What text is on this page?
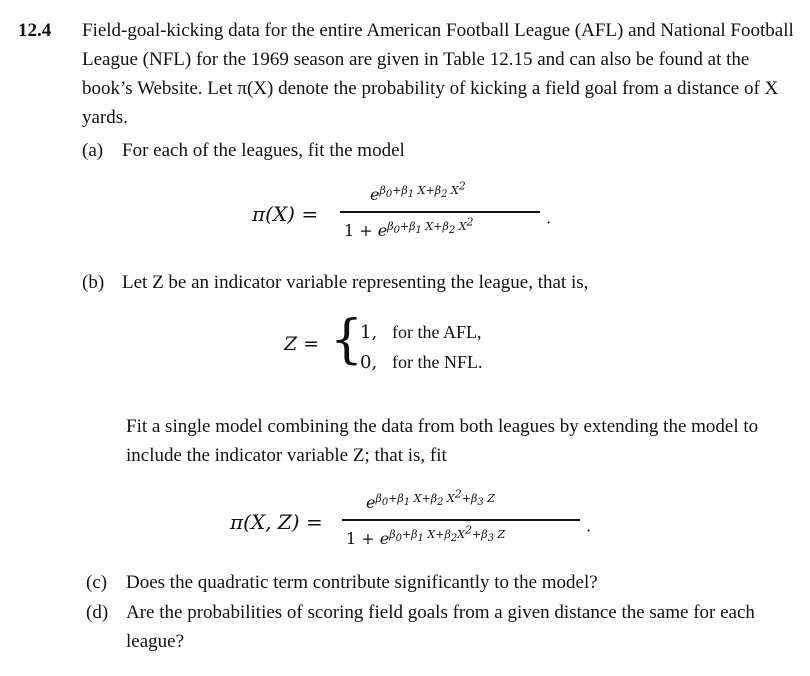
12.4 Field-goal-kicking data for the entire American Football League (AFL) and National Football League (NFL) for the 1969 season are given in Table 12.15 and can also be found at the book’s Website. Let π(X) denote the probability of kicking a field goal from a distance of X yards.

(a) For each of the leagues, fit the model

π(X) =
$e^{\beta_0+\beta_1 X+\beta_2 X^2}$
$1 + e^{\beta_0+\beta_1 X+\beta_2 X^2}$	·

(b) Let Z be an indicator variable representing the league, that is,

Z = {
1, for the AFL,
0, for the NFL.

Fit a single model combining the data from both leagues by extending the model to include the indicator variable Z; that is, fit

π(X, Z) =
$e^{\beta_0+\beta_1 X+\beta_2 X^2+\beta_3 Z}$
$1 + e^{\beta_0+\beta_1 X+\beta_2X^2+\beta_3 Z}$	·

(c) Does the quadratic term contribute significantly to the model?

(d) Are the probabilities of scoring field goals from a given distance the same for each league?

EXERCISE DETAILS: Copy all the lines of data exactly as they appear, dropping any images.

SOLUTION FOR THIS TASK:
What text is on this page?
12.4 Field-goal-kicking data for the entire American Football League (AFL) and National Football League (NFL) for the 1969 season are given in Table 12.15 and can also be found at the book’s Website. Let π(X) denote the probability of kicking a field goal from a distance of X yards.

(a) For each of the leagues, fit the model

π(X) =
$e^{\beta_0+\beta_1 X+\beta_2 X^2}$
$1 + e^{\beta_0+\beta_1 X+\beta_2 X^2}$	·

(b) Let Z be an indicator variable representing the league, that is,

Z = {
1, for the AFL,
0, for the NFL.

Fit a single model combining the data from both leagues by extending the model to include the indicator variable Z; that is, fit

π(X, Z) =
$e^{\beta_0+\beta_1 X+\beta_2 X^2+\beta_3 Z}$
$1 + e^{\beta_0+\beta_1 X+\beta_2X^2+\beta_3 Z}$	·

(c) Does the quadratic term contribute significantly to the model?

(d) Are the probabilities of scoring field goals from a given distance the same for each league?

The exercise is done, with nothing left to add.